Document structure recognition data:
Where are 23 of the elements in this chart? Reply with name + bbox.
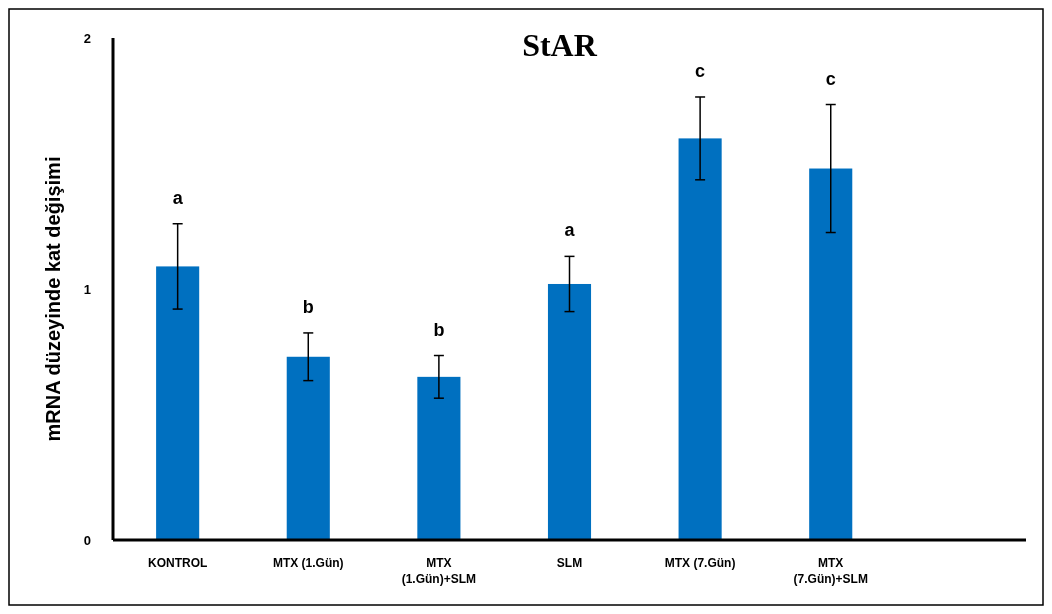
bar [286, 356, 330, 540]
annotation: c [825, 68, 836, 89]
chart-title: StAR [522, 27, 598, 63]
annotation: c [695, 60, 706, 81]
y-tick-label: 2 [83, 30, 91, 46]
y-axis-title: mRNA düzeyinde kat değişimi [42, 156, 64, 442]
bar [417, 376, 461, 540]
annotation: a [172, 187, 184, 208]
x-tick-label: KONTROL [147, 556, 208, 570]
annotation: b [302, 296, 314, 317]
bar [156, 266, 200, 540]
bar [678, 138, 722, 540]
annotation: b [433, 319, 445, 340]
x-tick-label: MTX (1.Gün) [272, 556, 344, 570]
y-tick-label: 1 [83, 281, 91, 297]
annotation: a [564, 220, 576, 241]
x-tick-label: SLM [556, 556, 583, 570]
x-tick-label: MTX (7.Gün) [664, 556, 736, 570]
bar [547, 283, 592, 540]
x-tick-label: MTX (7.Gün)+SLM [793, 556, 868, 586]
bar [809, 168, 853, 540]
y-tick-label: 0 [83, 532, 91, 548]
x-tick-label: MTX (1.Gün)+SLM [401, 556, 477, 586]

_YOUR OBJECTIVE:_ Would you return the entries verbatim, minus any images?

_ANSWER FOR THIS EXERCISE:_
Where are 23 of the elements in this chart? Reply with name + bbox.
bar [286, 356, 330, 540]
annotation: c [825, 68, 836, 89]
chart-title: StAR [522, 27, 598, 63]
annotation: c [695, 60, 706, 81]
y-tick-label: 2 [83, 30, 91, 46]
y-axis-title: mRNA düzeyinde kat değişimi [42, 156, 64, 442]
bar [417, 376, 461, 540]
annotation: a [172, 187, 184, 208]
x-tick-label: KONTROL [147, 556, 208, 570]
annotation: b [302, 296, 314, 317]
bar [156, 266, 200, 540]
bar [678, 138, 722, 540]
annotation: b [433, 319, 445, 340]
x-tick-label: MTX (1.Gün) [272, 556, 344, 570]
y-tick-label: 1 [83, 281, 91, 297]
annotation: a [564, 220, 576, 241]
x-tick-label: SLM [556, 556, 583, 570]
x-tick-label: MTX (7.Gün) [664, 556, 736, 570]
bar [547, 283, 592, 540]
x-tick-label: MTX (7.Gün)+SLM [793, 556, 868, 586]
bar [809, 168, 853, 540]
y-tick-label: 0 [83, 532, 91, 548]
x-tick-label: MTX (1.Gün)+SLM [401, 556, 477, 586]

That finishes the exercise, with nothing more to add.